╔══
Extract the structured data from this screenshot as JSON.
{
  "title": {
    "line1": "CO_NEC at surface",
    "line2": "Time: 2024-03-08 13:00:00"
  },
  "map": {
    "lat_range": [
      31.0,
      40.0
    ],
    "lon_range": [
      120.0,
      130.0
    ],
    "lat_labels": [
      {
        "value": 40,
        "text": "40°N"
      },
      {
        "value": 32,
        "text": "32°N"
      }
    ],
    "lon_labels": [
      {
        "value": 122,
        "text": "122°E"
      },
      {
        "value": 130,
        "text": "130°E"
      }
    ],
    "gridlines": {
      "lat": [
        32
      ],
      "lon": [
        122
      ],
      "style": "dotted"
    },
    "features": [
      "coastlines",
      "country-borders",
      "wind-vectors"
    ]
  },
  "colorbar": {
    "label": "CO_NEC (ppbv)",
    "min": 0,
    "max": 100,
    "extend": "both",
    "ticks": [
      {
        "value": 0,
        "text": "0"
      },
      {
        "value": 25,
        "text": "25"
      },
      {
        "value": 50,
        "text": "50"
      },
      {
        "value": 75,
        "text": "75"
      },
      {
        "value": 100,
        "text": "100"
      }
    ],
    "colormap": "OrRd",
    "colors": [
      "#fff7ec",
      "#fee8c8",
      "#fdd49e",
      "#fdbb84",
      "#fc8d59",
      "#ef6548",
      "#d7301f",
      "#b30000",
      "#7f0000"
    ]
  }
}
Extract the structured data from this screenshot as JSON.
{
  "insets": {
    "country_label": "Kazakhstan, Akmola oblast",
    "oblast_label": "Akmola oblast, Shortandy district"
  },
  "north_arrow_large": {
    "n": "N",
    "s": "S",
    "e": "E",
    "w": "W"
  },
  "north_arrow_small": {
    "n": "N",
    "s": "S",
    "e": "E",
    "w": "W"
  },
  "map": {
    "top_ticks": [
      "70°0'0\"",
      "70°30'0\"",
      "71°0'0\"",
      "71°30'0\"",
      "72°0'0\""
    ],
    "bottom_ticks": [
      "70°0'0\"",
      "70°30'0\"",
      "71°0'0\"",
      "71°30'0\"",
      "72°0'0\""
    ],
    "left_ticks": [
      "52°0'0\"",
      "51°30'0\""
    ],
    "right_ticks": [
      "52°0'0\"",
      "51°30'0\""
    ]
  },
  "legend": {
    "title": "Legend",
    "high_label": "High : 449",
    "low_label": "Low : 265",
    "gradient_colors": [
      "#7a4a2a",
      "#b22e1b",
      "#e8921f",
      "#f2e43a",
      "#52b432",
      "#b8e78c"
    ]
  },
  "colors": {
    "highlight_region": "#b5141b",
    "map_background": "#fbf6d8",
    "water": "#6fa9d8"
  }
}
╚══
• SET PROBLEM:
From the entries above, list each line with "Akmola" in it.

• OUTPUT FOR THIS EXERCISE:
    "country_label": "Kazakhstan, Akmola oblast",
    "oblast_label": "Akmola oblast, Shortandy district"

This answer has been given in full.